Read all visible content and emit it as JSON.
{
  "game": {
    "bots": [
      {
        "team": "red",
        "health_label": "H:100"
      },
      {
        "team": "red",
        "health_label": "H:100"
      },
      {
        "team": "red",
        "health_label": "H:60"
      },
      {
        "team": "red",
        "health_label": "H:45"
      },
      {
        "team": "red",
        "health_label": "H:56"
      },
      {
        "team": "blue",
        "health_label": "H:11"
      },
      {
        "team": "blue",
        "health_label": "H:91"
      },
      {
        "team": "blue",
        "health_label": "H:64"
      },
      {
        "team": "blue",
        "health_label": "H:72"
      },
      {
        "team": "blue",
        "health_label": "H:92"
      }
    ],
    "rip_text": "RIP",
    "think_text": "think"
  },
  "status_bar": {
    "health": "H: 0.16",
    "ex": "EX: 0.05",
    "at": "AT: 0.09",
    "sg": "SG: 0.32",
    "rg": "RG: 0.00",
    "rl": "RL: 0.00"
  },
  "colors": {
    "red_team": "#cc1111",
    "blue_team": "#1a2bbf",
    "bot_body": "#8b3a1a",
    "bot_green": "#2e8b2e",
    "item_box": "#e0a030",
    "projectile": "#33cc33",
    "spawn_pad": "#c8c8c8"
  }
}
● ● ● ● ● ● ●
:: Stated task ::
Return the material exactly as it stands.

:: Exercise response ::
Read all visible content and emit it as JSON.
{
  "game": {
    "bots": [
      {
        "team": "red",
        "health_label": "H:100"
      },
      {
        "team": "red",
        "health_label": "H:100"
      },
      {
        "team": "red",
        "health_label": "H:60"
      },
      {
        "team": "red",
        "health_label": "H:45"
      },
      {
        "team": "red",
        "health_label": "H:56"
      },
      {
        "team": "blue",
        "health_label": "H:11"
      },
      {
        "team": "blue",
        "health_label": "H:91"
      },
      {
        "team": "blue",
        "health_label": "H:64"
      },
      {
        "team": "blue",
        "health_label": "H:72"
      },
      {
        "team": "blue",
        "health_label": "H:92"
      }
    ],
    "rip_text": "RIP",
    "think_text": "think"
  },
  "status_bar": {
    "health": "H: 0.16",
    "ex": "EX: 0.05",
    "at": "AT: 0.09",
    "sg": "SG: 0.32",
    "rg": "RG: 0.00",
    "rl": "RL: 0.00"
  },
  "colors": {
    "red_team": "#cc1111",
    "blue_team": "#1a2bbf",
    "bot_body": "#8b3a1a",
    "bot_green": "#2e8b2e",
    "item_box": "#e0a030",
    "projectile": "#33cc33",
    "spawn_pad": "#c8c8c8"
  }
}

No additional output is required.